Begin Excerpted data
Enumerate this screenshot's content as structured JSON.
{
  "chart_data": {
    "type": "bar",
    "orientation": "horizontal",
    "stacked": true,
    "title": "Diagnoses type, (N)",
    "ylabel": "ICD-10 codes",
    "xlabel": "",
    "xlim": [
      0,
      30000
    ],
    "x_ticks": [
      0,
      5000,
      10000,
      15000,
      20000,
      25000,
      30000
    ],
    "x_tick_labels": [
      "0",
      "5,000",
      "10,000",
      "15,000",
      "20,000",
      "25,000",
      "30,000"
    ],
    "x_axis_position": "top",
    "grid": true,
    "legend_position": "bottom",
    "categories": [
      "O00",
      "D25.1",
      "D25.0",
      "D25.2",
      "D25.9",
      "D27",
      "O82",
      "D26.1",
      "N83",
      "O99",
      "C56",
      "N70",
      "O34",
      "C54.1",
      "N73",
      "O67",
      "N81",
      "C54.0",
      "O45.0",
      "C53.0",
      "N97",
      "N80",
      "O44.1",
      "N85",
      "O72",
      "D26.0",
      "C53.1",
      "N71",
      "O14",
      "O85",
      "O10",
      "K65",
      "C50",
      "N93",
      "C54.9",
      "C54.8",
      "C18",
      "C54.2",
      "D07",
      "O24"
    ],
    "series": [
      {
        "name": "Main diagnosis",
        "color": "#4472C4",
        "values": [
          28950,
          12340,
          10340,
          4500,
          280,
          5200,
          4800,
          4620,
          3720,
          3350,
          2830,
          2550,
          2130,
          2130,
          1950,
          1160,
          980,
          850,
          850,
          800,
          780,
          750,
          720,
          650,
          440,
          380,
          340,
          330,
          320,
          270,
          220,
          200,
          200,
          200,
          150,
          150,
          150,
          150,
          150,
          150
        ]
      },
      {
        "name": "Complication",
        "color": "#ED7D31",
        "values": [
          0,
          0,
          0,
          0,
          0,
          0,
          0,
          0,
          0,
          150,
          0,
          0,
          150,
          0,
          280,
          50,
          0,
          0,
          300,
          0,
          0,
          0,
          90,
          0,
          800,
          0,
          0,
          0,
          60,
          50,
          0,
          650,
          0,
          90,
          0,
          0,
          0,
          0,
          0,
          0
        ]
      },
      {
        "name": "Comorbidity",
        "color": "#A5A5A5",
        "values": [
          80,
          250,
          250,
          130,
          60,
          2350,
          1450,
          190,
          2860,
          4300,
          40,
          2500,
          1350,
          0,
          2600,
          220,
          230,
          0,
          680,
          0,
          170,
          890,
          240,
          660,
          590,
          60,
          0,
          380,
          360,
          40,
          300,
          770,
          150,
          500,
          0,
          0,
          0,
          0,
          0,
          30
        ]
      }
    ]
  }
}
End Excerpted data
_Work instructions_
List each line of the records that holds the string "color".

_Result of this task_
        "color": "#4472C4",
        "color": "#ED7D31",
        "color": "#A5A5A5",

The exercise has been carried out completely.